* _Work required_
Without omitting anything, return the records precisely as given.

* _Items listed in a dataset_

>>>

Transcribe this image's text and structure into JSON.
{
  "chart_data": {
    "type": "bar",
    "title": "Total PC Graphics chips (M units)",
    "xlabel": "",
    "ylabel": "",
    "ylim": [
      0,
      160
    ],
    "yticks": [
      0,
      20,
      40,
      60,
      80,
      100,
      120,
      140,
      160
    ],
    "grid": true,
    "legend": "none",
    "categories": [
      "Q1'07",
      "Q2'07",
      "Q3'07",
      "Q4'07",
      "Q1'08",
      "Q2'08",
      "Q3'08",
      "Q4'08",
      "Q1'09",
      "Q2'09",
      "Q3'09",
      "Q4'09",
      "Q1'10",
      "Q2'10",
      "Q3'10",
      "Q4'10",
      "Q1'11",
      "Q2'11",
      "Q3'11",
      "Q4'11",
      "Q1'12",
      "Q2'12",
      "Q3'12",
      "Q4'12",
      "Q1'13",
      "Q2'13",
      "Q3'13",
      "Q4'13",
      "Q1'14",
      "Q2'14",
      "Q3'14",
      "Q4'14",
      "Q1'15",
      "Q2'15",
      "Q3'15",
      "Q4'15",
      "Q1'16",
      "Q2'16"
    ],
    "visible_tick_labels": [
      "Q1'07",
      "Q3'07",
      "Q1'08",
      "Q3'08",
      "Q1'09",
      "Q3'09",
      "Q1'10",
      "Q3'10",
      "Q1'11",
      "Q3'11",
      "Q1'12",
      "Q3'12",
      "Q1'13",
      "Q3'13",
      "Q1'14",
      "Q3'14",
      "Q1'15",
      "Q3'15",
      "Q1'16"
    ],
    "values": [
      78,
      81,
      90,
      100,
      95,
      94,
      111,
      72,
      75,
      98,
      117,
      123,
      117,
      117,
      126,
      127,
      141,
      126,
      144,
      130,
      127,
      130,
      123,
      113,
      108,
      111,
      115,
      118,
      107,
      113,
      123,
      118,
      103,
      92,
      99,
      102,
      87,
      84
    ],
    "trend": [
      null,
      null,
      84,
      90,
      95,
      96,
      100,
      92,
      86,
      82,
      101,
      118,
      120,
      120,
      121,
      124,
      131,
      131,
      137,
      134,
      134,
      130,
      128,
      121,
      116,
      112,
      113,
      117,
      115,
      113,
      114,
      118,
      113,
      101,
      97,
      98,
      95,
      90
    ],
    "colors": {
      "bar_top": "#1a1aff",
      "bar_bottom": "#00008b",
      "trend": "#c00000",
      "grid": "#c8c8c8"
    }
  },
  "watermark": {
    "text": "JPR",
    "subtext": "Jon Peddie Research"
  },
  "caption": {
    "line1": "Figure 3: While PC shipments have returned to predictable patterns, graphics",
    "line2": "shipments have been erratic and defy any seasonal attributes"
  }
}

<<<

* _Response to this task_
Transcribe this image's text and structure into JSON.
{
  "chart_data": {
    "type": "bar",
    "title": "Total PC Graphics chips (M units)",
    "xlabel": "",
    "ylabel": "",
    "ylim": [
      0,
      160
    ],
    "yticks": [
      0,
      20,
      40,
      60,
      80,
      100,
      120,
      140,
      160
    ],
    "grid": true,
    "legend": "none",
    "categories": [
      "Q1'07",
      "Q2'07",
      "Q3'07",
      "Q4'07",
      "Q1'08",
      "Q2'08",
      "Q3'08",
      "Q4'08",
      "Q1'09",
      "Q2'09",
      "Q3'09",
      "Q4'09",
      "Q1'10",
      "Q2'10",
      "Q3'10",
      "Q4'10",
      "Q1'11",
      "Q2'11",
      "Q3'11",
      "Q4'11",
      "Q1'12",
      "Q2'12",
      "Q3'12",
      "Q4'12",
      "Q1'13",
      "Q2'13",
      "Q3'13",
      "Q4'13",
      "Q1'14",
      "Q2'14",
      "Q3'14",
      "Q4'14",
      "Q1'15",
      "Q2'15",
      "Q3'15",
      "Q4'15",
      "Q1'16",
      "Q2'16"
    ],
    "visible_tick_labels": [
      "Q1'07",
      "Q3'07",
      "Q1'08",
      "Q3'08",
      "Q1'09",
      "Q3'09",
      "Q1'10",
      "Q3'10",
      "Q1'11",
      "Q3'11",
      "Q1'12",
      "Q3'12",
      "Q1'13",
      "Q3'13",
      "Q1'14",
      "Q3'14",
      "Q1'15",
      "Q3'15",
      "Q1'16"
    ],
    "values": [
      78,
      81,
      90,
      100,
      95,
      94,
      111,
      72,
      75,
      98,
      117,
      123,
      117,
      117,
      126,
      127,
      141,
      126,
      144,
      130,
      127,
      130,
      123,
      113,
      108,
      111,
      115,
      118,
      107,
      113,
      123,
      118,
      103,
      92,
      99,
      102,
      87,
      84
    ],
    "trend": [
      null,
      null,
      84,
      90,
      95,
      96,
      100,
      92,
      86,
      82,
      101,
      118,
      120,
      120,
      121,
      124,
      131,
      131,
      137,
      134,
      134,
      130,
      128,
      121,
      116,
      112,
      113,
      117,
      115,
      113,
      114,
      118,
      113,
      101,
      97,
      98,
      95,
      90
    ],
    "colors": {
      "bar_top": "#1a1aff",
      "bar_bottom": "#00008b",
      "trend": "#c00000",
      "grid": "#c8c8c8"
    }
  },
  "watermark": {
    "text": "JPR",
    "subtext": "Jon Peddie Research"
  },
  "caption": {
    "line1": "Figure 3: While PC shipments have returned to predictable patterns, graphics",
    "line2": "shipments have been erratic and defy any seasonal attributes"
  }
}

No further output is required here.